> [EXERCISE PROMPT] Pick out each line of the records in which the word "groove" appears.
#### DATA SHOWN ####
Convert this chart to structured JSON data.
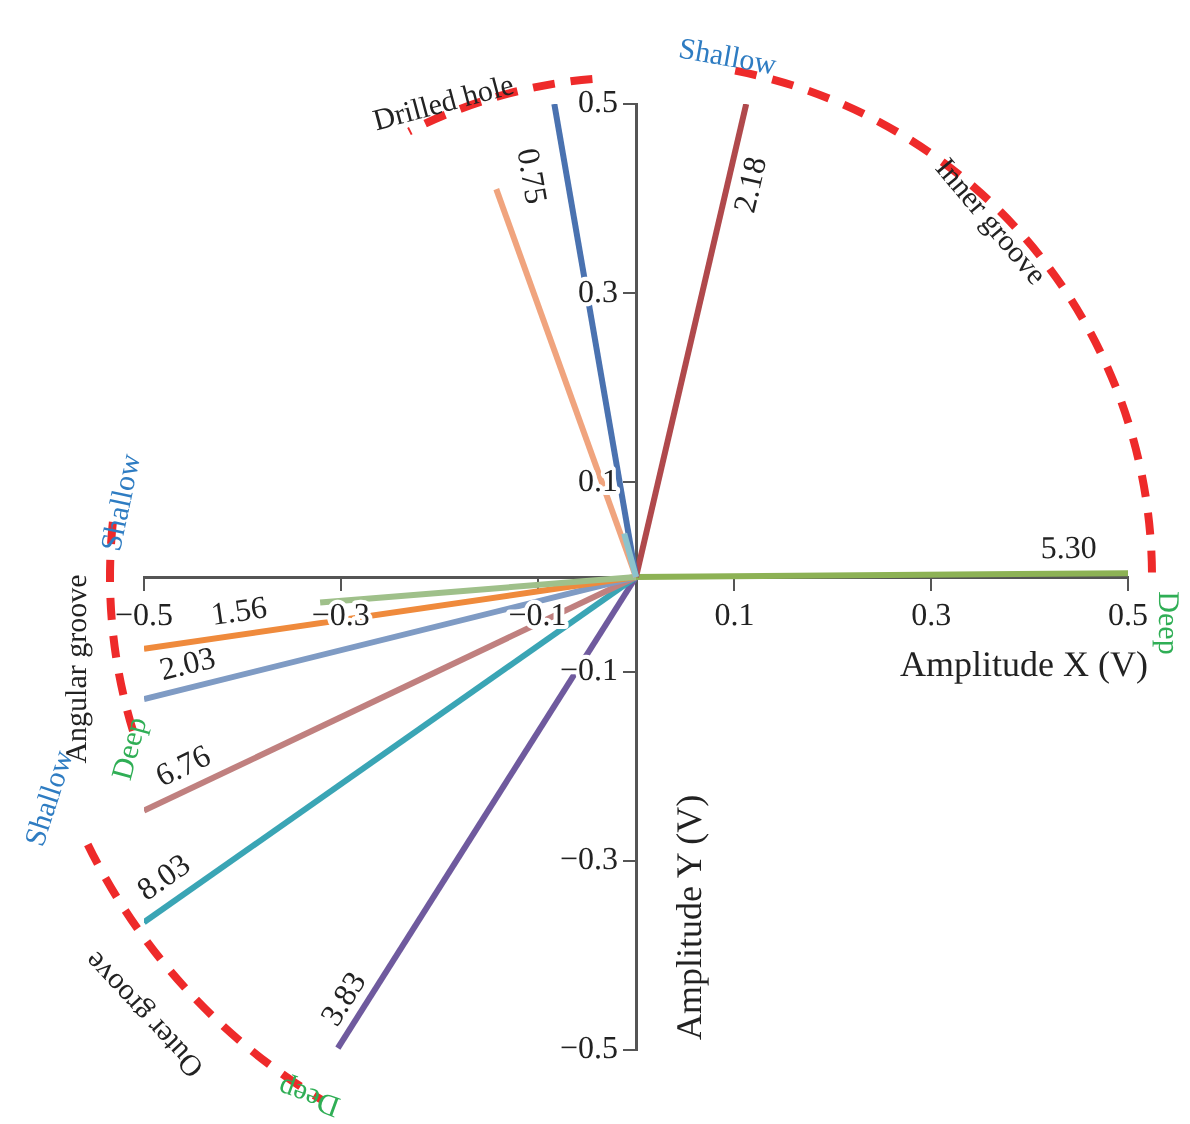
{
  "chart_data": {
    "type": "line",
    "xlabel": "Amplitude X (V)",
    "ylabel": "Amplitude Y (V)",
    "xlim": [
      -0.5,
      0.5
    ],
    "ylim": [
      -0.5,
      0.5
    ],
    "xticks": [
      -0.5,
      -0.3,
      -0.1,
      0.1,
      0.3,
      0.5
    ],
    "yticks": [
      -0.5,
      -0.3,
      -0.1,
      0.1,
      0.3,
      0.5
    ],
    "grid": false,
    "legend": false,
    "marker": "none",
    "line_style": "solid",
    "series": [
      {
        "color": "#8cc3cc",
        "x": [
          0,
          -0.012
        ],
        "values": [
          0,
          0.046
        ]
      },
      {
        "color": "#f0a47e",
        "x": [
          0,
          -0.142
        ],
        "values": [
          0,
          0.41
        ]
      },
      {
        "name": "0.75",
        "color": "#4a72b0",
        "x": [
          0,
          -0.083
        ],
        "values": [
          0,
          0.5
        ]
      },
      {
        "name": "2.18",
        "color": "#b0494c",
        "x": [
          0,
          0.112
        ],
        "values": [
          0,
          0.5
        ]
      },
      {
        "name": "5.30",
        "color": "#8db255",
        "x": [
          0,
          0.5
        ],
        "values": [
          0,
          0.004
        ]
      },
      {
        "color": "#9fc08a",
        "x": [
          0,
          -0.321
        ],
        "values": [
          0,
          -0.027
        ]
      },
      {
        "name": "1.56",
        "color": "#ef8a3c",
        "x": [
          0,
          -0.5
        ],
        "values": [
          0,
          -0.076
        ]
      },
      {
        "name": "2.03",
        "color": "#7f9bc4",
        "x": [
          0,
          -0.5
        ],
        "values": [
          0,
          -0.129
        ]
      },
      {
        "name": "6.76",
        "color": "#c0807f",
        "x": [
          0,
          -0.5
        ],
        "values": [
          0,
          -0.247
        ]
      },
      {
        "name": "8.03",
        "color": "#3aa5b5",
        "x": [
          0,
          -0.5
        ],
        "values": [
          0,
          -0.365
        ]
      },
      {
        "name": "3.83",
        "color": "#6f5a9e",
        "x": [
          0,
          -0.303
        ],
        "values": [
          0,
          -0.498
        ]
      }
    ],
    "annotations": [
      "Drilled hole",
      "Shallow",
      "Inner groove",
      "Deep",
      "Shallow",
      "Angular groove",
      "Deep",
      "Shallow",
      "Outer groove",
      "Deep"
    ]
  }
}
####
> [COMPLETE RESPONSE]
      "Inner groove",
      "Angular groove",
      "Outer groove",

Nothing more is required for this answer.